[START OF MATERIAL TO PROCESS]

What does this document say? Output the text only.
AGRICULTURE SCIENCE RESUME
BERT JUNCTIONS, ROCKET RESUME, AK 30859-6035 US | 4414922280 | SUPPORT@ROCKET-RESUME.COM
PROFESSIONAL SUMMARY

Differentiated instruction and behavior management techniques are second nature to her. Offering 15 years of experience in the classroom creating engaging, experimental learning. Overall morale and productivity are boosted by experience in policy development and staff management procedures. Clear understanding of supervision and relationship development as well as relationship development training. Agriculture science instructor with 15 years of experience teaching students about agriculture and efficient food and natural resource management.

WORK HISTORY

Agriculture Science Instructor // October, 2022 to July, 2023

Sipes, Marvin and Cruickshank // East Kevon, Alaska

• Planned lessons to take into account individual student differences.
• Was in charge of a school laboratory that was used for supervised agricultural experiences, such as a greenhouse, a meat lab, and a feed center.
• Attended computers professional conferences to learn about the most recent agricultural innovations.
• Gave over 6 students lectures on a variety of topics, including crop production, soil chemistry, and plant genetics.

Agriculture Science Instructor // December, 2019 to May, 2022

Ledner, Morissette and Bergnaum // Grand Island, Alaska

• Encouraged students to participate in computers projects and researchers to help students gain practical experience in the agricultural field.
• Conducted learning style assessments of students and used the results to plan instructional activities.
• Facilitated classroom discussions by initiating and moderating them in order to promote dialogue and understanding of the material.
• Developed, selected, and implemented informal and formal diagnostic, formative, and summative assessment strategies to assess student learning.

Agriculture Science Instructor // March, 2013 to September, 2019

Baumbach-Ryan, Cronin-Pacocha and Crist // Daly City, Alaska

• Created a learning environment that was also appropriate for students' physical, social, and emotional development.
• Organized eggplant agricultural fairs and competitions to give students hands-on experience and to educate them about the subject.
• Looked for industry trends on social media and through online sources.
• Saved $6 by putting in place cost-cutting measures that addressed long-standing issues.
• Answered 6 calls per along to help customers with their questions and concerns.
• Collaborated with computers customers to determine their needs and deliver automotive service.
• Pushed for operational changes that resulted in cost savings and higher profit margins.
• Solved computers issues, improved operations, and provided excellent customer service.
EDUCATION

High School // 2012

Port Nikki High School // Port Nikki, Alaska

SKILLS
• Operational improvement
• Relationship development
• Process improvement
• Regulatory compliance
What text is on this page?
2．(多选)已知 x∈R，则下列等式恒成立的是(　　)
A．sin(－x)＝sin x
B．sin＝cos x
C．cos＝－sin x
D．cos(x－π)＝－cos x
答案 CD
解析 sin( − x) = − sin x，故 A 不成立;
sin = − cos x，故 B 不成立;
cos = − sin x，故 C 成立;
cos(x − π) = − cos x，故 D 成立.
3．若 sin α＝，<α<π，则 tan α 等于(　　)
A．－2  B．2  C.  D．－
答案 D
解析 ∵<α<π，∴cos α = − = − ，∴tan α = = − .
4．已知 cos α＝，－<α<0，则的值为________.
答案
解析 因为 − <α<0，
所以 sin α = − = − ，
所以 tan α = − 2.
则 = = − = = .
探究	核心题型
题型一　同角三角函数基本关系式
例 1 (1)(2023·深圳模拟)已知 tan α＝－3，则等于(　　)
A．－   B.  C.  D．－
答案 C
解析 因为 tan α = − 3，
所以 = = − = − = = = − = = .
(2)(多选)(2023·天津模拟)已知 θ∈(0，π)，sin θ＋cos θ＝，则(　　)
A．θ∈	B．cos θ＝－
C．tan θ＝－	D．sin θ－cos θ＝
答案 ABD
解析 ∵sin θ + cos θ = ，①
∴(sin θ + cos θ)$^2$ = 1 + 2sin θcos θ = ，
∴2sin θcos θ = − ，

[END OF MATERIAL TO PROCESS]

Exactly as written, give again every line from the one containing "What text is on this page?" through the last line of the material above, and no other lines.

What text is on this page?
2．(多选)已知 x∈R，则下列等式恒成立的是(　　)
A．sin(－x)＝sin x
B．sin＝cos x
C．cos＝－sin x
D．cos(x－π)＝－cos x
答案 CD
解析 sin( − x) = − sin x，故 A 不成立;
sin = − cos x，故 B 不成立;
cos = − sin x，故 C 成立;
cos(x − π) = − cos x，故 D 成立.
3．若 sin α＝，<α<π，则 tan α 等于(　　)
A．－2  B．2  C.  D．－
答案 D
解析 ∵<α<π，∴cos α = − = − ，∴tan α = = − .
4．已知 cos α＝，－<α<0，则的值为________.
答案
解析 因为 − <α<0，
所以 sin α = − = − ，
所以 tan α = − 2.
则 = = − = = .
探究	核心题型
题型一　同角三角函数基本关系式
例 1 (1)(2023·深圳模拟)已知 tan α＝－3，则等于(　　)
A．－   B.  C.  D．－
答案 C
解析 因为 tan α = − 3，
所以 = = − = − = = = − = = .
(2)(多选)(2023·天津模拟)已知 θ∈(0，π)，sin θ＋cos θ＝，则(　　)
A．θ∈	B．cos θ＝－
C．tan θ＝－	D．sin θ－cos θ＝
答案 ABD
解析 ∵sin θ + cos θ = ，①
∴(sin θ + cos θ)$^2$ = 1 + 2sin θcos θ = ，
∴2sin θcos θ = − ，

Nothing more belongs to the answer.